**Bloque de texto**:
+++

Aquiles Córdova Morán | 05
diciembre de 2015
Tribuna Libre.- Las formas de gobierno absolutistas,
dictatoriales, autoritarias, se caracterizan esencialmente por mantener a las
masas populares apartadas de la cosa pública, totalmente alejadas de la
actividad de gobernar y sin ninguna posibilidad real de participar en las
grandes (y aún en las pequeñas) decisiones que tienen que ver con sus
libertades, con sus derechos y con sus niveles de bienestar. En cambio, es casi
un lugar común escuchar, y leer en los grandes tratadistas de la cuestión, que
la ventaja de la democracia frente a los regímenes anteriores consiste,
precisamente, en que ésta convierte a la política en un asunto público, en que
logra por primera vez que el arte de gobernar deje de ser tarea sólo de los
especialistas, de pequeños círculos de iniciados, para pasar a ser tema de
discusión y de interés de las grandes mayorías y en que abre para éstas la
posibilidad de intervenir y orientar las decisiones trascendentales que les
atañen.

+++

**Datos recopilados**:
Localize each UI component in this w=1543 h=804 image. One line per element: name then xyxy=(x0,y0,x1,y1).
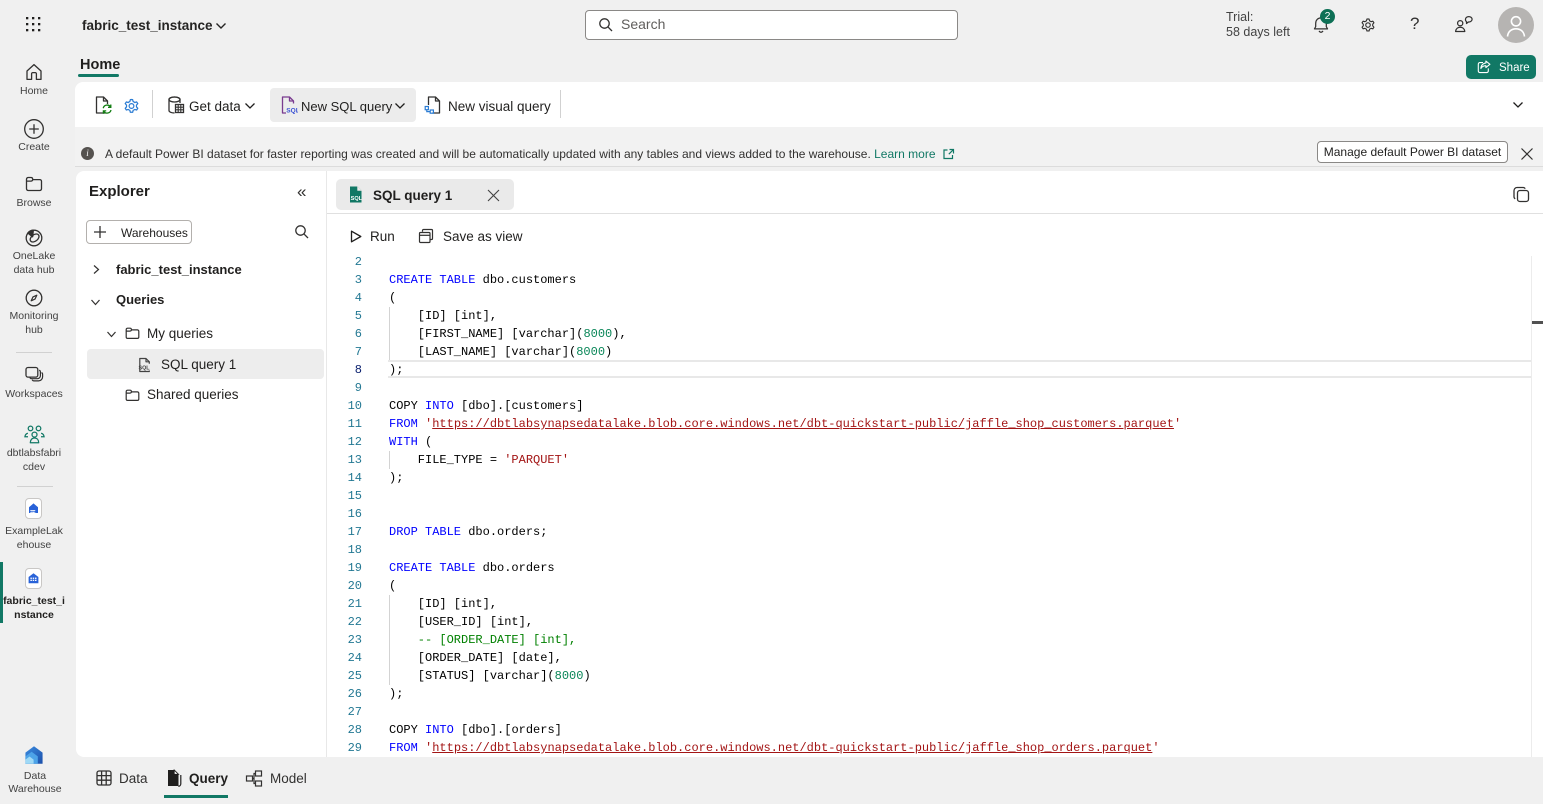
svg-text:SQL: SQL xyxy=(139,366,151,372)
svg-text:SQL: SQL xyxy=(286,108,298,115)
svg-text:SQL: SQL xyxy=(351,196,363,202)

+++

**Consigna**:
Cita íntegro y sin ningún cambio el texto sobre la democracia frente a los gobiernos autoritarios.

**Resultado del ejercicio**:
Aquiles Córdova Morán | 05
diciembre de 2015
Tribuna Libre.- Las formas de gobierno absolutistas,
dictatoriales, autoritarias, se caracterizan esencialmente por mantener a las
masas populares apartadas de la cosa pública, totalmente alejadas de la
actividad de gobernar y sin ninguna posibilidad real de participar en las
grandes (y aún en las pequeñas) decisiones que tienen que ver con sus
libertades, con sus derechos y con sus niveles de bienestar. En cambio, es casi
un lugar común escuchar, y leer en los grandes tratadistas de la cuestión, que
la ventaja de la democracia frente a los regímenes anteriores consiste,
precisamente, en que ésta convierte a la política en un asunto público, en que
logra por primera vez que el arte de gobernar deje de ser tarea sólo de los
especialistas, de pequeños círculos de iniciados, para pasar a ser tema de
discusión y de interés de las grandes mayorías y en que abre para éstas la
posibilidad de intervenir y orientar las decisiones trascendentales que les
atañen.